• [TASK REQUIREMENTS] Output every line of the data below as a numbered list, leaving out any blank lines.

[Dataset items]

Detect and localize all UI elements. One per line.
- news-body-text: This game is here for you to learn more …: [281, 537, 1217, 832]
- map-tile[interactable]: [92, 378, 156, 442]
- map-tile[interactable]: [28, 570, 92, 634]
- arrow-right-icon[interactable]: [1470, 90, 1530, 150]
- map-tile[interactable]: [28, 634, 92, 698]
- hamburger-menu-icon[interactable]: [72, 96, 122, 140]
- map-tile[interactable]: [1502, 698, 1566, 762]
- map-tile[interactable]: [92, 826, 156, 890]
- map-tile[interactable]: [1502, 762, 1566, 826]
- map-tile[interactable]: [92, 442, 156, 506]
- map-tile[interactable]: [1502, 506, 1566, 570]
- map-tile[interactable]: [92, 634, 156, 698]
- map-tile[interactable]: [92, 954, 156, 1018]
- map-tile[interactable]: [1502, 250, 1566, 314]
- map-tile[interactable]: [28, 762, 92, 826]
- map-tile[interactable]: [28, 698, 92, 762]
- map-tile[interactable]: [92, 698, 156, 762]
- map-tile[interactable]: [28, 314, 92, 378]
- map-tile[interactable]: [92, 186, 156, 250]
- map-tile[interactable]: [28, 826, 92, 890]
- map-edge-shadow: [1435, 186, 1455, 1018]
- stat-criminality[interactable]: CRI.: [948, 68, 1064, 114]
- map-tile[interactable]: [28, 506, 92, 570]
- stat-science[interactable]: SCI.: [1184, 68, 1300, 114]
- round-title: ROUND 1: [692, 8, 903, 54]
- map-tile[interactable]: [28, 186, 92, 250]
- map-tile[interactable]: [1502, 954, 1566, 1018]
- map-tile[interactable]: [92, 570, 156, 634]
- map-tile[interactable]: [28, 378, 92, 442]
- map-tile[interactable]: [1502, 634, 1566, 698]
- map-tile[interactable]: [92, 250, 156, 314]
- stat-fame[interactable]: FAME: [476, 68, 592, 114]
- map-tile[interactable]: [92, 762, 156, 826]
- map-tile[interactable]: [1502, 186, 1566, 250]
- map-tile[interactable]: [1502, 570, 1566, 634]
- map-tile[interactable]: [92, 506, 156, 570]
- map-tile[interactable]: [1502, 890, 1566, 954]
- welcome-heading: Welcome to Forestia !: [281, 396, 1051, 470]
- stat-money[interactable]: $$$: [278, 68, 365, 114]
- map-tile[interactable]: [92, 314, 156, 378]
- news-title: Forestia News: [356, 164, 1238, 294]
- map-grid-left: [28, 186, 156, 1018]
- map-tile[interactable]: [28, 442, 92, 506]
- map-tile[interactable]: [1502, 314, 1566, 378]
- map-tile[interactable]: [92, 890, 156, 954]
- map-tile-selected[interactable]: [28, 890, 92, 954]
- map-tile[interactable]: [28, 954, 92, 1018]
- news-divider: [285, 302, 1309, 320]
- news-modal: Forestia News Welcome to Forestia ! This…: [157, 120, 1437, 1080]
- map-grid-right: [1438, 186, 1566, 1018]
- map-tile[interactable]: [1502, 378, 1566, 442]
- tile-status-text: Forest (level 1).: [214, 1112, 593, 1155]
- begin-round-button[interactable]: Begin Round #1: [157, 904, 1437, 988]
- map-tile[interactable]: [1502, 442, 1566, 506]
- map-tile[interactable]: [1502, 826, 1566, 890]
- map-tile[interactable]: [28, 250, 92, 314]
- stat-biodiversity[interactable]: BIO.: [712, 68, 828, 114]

• [RESULT OF THIS TASK]
1. Detect and localize all UI elements. One per line.
2. - news-body-text: This game is here for you to learn more …: [281, 537, 1217, 832]
3. - map-tile[interactable]: [92, 378, 156, 442]
4. - map-tile[interactable]: [28, 570, 92, 634]
5. - arrow-right-icon[interactable]: [1470, 90, 1530, 150]
6. - map-tile[interactable]: [28, 634, 92, 698]
7. - hamburger-menu-icon[interactable]: [72, 96, 122, 140]
8. - map-tile[interactable]: [1502, 698, 1566, 762]
9. - map-tile[interactable]: [92, 826, 156, 890]
10. - map-tile[interactable]: [1502, 762, 1566, 826]
11. - map-tile[interactable]: [92, 442, 156, 506]
12. - map-tile[interactable]: [1502, 506, 1566, 570]
13. - map-tile[interactable]: [92, 634, 156, 698]
14. - map-tile[interactable]: [92, 954, 156, 1018]
15. - map-tile[interactable]: [1502, 250, 1566, 314]
16. - map-tile[interactable]: [28, 762, 92, 826]
17. - map-tile[interactable]: [28, 698, 92, 762]
18. - map-tile[interactable]: [92, 698, 156, 762]
19. - map-tile[interactable]: [28, 314, 92, 378]
20. - map-tile[interactable]: [92, 186, 156, 250]
21. - map-tile[interactable]: [28, 826, 92, 890]
22. - map-edge-shadow: [1435, 186, 1455, 1018]
23. - stat-criminality[interactable]: CRI.: [948, 68, 1064, 114]
24. - map-tile[interactable]: [28, 506, 92, 570]
25. - stat-science[interactable]: SCI.: [1184, 68, 1300, 114]
26. - round-title: ROUND 1: [692, 8, 903, 54]
27. - map-tile[interactable]: [28, 186, 92, 250]
28. - map-tile[interactable]: [1502, 954, 1566, 1018]
29. - map-tile[interactable]: [92, 570, 156, 634]
30. - map-tile[interactable]: [28, 378, 92, 442]
31. - map-tile[interactable]: [1502, 634, 1566, 698]
32. - map-tile[interactable]: [92, 250, 156, 314]
33. - stat-fame[interactable]: FAME: [476, 68, 592, 114]
34. - map-tile[interactable]: [92, 762, 156, 826]
35. - map-tile[interactable]: [1502, 186, 1566, 250]
36. - map-tile[interactable]: [1502, 570, 1566, 634]
37. - map-tile[interactable]: [92, 506, 156, 570]
38. - map-tile[interactable]: [1502, 890, 1566, 954]
39. - welcome-heading: Welcome to Forestia !: [281, 396, 1051, 470]
40. - stat-money[interactable]: $$$: [278, 68, 365, 114]
41. - map-tile[interactable]: [92, 314, 156, 378]
42. - news-title: Forestia News: [356, 164, 1238, 294]
43. - map-grid-left: [28, 186, 156, 1018]
44. - map-tile[interactable]: [28, 442, 92, 506]
45. - map-tile[interactable]: [1502, 314, 1566, 378]
46. - map-tile[interactable]: [92, 890, 156, 954]
47. - map-tile-selected[interactable]: [28, 890, 92, 954]
48. - map-tile[interactable]: [28, 954, 92, 1018]
49. - news-divider: [285, 302, 1309, 320]
50. - news-modal: Forestia News Welcome to Forestia ! This…: [157, 120, 1437, 1080]
51. - map-grid-right: [1438, 186, 1566, 1018]
52. - map-tile[interactable]: [1502, 378, 1566, 442]
53. - tile-status-text: Forest (level 1).: [214, 1112, 593, 1155]
54. - begin-round-button[interactable]: Begin Round #1: [157, 904, 1437, 988]
55. - map-tile[interactable]: [1502, 442, 1566, 506]
56. - map-tile[interactable]: [1502, 826, 1566, 890]
57. - map-tile[interactable]: [28, 250, 92, 314]
58. - stat-biodiversity[interactable]: BIO.: [712, 68, 828, 114]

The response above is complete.